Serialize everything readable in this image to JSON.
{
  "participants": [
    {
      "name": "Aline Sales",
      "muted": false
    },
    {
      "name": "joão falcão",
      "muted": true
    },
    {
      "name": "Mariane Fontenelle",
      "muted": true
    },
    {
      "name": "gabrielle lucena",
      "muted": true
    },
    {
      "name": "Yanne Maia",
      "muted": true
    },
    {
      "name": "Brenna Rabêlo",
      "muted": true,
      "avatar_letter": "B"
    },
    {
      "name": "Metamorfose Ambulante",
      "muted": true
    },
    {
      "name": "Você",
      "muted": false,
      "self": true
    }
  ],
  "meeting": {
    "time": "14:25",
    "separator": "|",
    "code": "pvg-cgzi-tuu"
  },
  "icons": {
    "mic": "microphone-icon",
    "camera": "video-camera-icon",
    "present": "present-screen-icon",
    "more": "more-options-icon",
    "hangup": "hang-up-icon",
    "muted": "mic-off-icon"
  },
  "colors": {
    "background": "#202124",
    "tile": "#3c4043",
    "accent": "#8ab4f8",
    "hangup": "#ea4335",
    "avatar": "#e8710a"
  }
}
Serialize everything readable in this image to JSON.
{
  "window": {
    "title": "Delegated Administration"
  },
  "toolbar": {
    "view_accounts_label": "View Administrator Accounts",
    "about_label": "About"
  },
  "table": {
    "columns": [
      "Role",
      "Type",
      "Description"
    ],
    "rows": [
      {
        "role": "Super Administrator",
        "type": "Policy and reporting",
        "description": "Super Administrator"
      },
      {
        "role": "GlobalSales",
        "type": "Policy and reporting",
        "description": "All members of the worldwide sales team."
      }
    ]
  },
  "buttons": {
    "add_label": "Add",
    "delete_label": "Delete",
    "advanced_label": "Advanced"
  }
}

================================

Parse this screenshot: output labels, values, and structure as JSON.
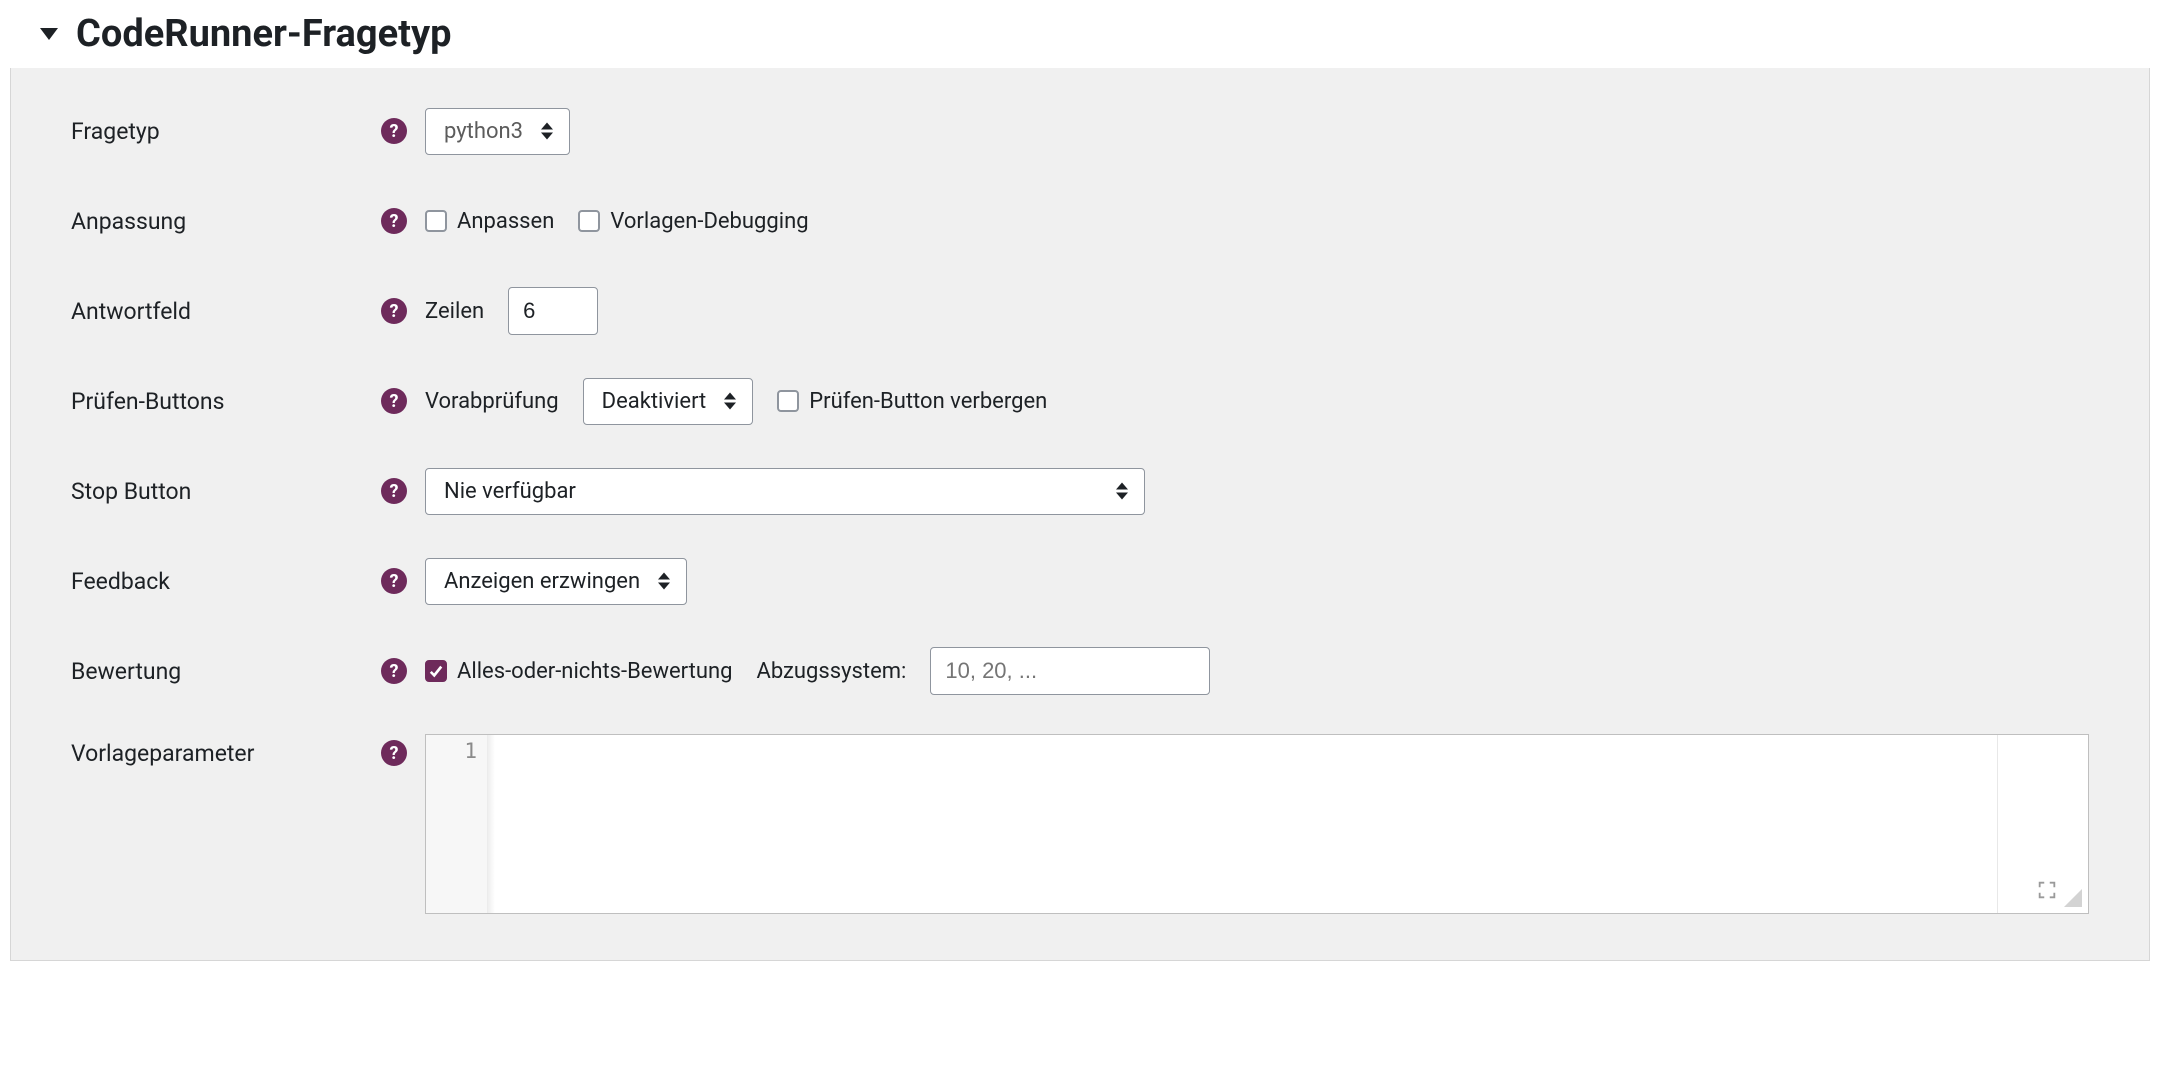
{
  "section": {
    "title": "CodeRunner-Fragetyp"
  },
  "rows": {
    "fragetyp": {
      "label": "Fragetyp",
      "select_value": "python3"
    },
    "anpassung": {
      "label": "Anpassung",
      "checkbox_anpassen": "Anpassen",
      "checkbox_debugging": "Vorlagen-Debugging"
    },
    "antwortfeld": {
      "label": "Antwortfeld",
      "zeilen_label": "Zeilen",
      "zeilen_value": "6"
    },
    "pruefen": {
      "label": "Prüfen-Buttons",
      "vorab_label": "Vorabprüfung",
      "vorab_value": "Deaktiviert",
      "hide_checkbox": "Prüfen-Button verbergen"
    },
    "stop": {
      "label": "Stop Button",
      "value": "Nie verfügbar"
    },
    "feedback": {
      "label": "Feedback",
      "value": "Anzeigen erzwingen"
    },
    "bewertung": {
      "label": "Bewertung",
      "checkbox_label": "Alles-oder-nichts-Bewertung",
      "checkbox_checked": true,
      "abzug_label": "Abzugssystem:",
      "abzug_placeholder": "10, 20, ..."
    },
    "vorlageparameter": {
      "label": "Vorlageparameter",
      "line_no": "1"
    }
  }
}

================================

» **EXERCISE INSTRUCTIONS**: Count the lines in which the string "title" appears, then report only that figure.

» **WRITTEN RESPONSE**: 2